On Thursday, a jury in Warren County, Ohio acquitted 20-year-old Brooke “Skylar” Richardson on charges of aggravated murder, involuntary manslaughter, and child endangerment related to the death of her baby in May 2017. The crimes with which Richardson was charged carried a life sentence. Richardson still faces up to a year in prison for one count of “gross abuse of a corpse,” although she may be given probation because this is her first offense.
The jury’s verdict, delivered after less than five hours of deliberation, comes as a rejection of barbaric laws and the common practice of prosecutors excessively charging individuals for what amounts to non-criminal behavior.
Richardson’s defense counsel presented evidence that the 18-year-old found out she was pregnant more than 30 weeks into her pregnancy, delivered her baby, Annabelle, stillborn in her parents’ house, and buried the baby’s remains because she was sad, scared, and did not know what to do. Richardson’s stillborn delivery and burial of her baby’s remains occurred just days after her senior prom.
══════════
Work to be completed: Please reproduce the passage on the Richardson verdict in full, word for word. You won't need the entries that come next.

Supplied material:
══════════
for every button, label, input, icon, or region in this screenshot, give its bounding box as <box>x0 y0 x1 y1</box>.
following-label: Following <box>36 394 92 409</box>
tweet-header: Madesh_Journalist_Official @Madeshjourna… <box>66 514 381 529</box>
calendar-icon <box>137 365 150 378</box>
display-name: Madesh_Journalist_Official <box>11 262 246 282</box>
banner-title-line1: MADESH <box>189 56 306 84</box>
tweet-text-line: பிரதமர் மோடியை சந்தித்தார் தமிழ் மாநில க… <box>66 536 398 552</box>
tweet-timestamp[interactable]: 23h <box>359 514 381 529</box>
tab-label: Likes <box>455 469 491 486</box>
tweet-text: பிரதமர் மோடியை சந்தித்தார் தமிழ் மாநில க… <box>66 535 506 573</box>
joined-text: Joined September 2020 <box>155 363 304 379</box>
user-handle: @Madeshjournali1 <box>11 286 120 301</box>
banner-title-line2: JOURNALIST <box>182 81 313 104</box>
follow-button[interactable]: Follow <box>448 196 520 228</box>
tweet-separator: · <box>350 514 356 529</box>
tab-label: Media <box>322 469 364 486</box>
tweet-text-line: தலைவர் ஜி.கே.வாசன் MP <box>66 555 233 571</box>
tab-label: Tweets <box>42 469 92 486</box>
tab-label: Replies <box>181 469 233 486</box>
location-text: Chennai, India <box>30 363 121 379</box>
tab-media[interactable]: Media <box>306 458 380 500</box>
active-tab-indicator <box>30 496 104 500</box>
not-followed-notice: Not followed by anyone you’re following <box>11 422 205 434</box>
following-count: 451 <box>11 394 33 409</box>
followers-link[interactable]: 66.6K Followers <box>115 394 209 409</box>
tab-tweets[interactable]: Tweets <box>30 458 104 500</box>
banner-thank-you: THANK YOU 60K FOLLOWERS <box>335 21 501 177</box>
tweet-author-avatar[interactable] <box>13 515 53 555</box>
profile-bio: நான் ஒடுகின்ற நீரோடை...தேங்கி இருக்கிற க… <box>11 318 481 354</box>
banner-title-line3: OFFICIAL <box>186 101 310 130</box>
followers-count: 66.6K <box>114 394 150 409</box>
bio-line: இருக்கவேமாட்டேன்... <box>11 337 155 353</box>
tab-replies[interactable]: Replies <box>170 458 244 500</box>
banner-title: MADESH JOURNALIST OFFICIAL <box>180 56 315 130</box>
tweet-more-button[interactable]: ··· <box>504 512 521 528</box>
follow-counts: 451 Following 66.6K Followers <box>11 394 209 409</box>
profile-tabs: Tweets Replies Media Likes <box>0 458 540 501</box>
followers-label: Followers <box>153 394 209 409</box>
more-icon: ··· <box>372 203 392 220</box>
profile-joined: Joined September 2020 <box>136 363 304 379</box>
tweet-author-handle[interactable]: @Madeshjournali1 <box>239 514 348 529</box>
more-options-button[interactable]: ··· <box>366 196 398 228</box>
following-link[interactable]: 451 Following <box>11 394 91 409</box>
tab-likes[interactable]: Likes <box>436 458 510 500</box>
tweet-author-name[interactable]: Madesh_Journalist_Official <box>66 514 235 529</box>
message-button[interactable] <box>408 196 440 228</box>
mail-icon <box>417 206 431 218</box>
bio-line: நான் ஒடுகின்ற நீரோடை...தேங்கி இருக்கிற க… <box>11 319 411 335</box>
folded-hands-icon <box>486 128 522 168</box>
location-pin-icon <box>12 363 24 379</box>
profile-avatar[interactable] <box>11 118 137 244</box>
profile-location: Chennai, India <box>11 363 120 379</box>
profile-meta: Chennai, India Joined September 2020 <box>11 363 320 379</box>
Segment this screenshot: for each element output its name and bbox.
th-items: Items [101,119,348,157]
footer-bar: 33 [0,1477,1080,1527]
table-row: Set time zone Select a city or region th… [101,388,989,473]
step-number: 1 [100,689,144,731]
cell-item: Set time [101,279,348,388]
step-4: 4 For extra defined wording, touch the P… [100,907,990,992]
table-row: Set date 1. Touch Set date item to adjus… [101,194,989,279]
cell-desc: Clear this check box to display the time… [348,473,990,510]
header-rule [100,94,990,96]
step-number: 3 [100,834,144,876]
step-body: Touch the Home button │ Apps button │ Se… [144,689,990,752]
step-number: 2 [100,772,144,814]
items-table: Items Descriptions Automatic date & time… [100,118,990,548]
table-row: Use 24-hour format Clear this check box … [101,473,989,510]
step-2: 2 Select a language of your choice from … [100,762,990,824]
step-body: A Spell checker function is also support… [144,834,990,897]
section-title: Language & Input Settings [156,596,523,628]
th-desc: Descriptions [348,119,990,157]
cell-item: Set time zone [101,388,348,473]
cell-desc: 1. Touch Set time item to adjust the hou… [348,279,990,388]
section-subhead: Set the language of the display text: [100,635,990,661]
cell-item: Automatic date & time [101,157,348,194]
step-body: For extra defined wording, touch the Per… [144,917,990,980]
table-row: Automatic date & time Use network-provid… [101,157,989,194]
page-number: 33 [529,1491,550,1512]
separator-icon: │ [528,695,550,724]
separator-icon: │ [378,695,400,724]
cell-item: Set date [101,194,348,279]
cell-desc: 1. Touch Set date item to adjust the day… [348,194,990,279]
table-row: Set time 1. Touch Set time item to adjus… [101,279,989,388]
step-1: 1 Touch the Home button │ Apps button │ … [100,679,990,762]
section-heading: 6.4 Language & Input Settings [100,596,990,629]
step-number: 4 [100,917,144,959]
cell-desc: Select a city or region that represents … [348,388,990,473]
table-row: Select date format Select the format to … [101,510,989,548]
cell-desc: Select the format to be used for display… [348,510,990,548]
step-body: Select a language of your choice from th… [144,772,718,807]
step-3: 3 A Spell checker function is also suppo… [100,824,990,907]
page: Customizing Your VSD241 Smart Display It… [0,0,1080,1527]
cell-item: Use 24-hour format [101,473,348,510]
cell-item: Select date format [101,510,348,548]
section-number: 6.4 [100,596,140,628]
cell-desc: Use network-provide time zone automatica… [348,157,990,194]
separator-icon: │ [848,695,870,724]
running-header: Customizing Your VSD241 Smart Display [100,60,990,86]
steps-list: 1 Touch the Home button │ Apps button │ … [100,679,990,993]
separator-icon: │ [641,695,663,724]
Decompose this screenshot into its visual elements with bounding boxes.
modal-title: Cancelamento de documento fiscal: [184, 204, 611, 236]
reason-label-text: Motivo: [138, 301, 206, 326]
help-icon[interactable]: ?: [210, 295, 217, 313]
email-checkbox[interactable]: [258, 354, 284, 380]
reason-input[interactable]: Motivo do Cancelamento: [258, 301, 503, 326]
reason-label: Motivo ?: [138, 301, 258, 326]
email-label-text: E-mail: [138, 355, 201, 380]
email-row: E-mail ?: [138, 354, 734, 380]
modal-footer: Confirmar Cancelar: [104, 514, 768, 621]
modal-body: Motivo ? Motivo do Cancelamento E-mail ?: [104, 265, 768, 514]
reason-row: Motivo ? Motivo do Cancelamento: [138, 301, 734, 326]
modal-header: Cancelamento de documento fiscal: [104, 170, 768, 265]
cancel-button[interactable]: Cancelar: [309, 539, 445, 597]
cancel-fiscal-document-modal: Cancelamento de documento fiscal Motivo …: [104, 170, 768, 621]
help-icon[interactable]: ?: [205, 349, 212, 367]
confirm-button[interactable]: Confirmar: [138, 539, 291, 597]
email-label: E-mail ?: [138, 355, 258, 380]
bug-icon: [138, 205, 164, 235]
══════════
Exercise result:
On Thursday, a jury in Warren County, Ohio acquitted 20-year-old Brooke “Skylar” Richardson on charges of aggravated murder, involuntary manslaughter, and child endangerment related to the death of her baby in May 2017. The crimes with which Richardson was charged carried a life sentence. Richardson still faces up to a year in prison for one count of “gross abuse of a corpse,” although she may be given probation because this is her first offense.
The jury’s verdict, delivered after less than five hours of deliberation, comes as a rejection of barbaric laws and the common practice of prosecutors excessively charging individuals for what amounts to non-criminal behavior.
Richardson’s defense counsel presented evidence that the 18-year-old found out she was pregnant more than 30 weeks into her pregnancy, delivered her baby, Annabelle, stillborn in her parents’ house, and buried the baby’s remains because she was sad, scared, and did not know what to do. Richardson’s stillborn delivery and burial of her baby’s remains occurred just days after her senior prom.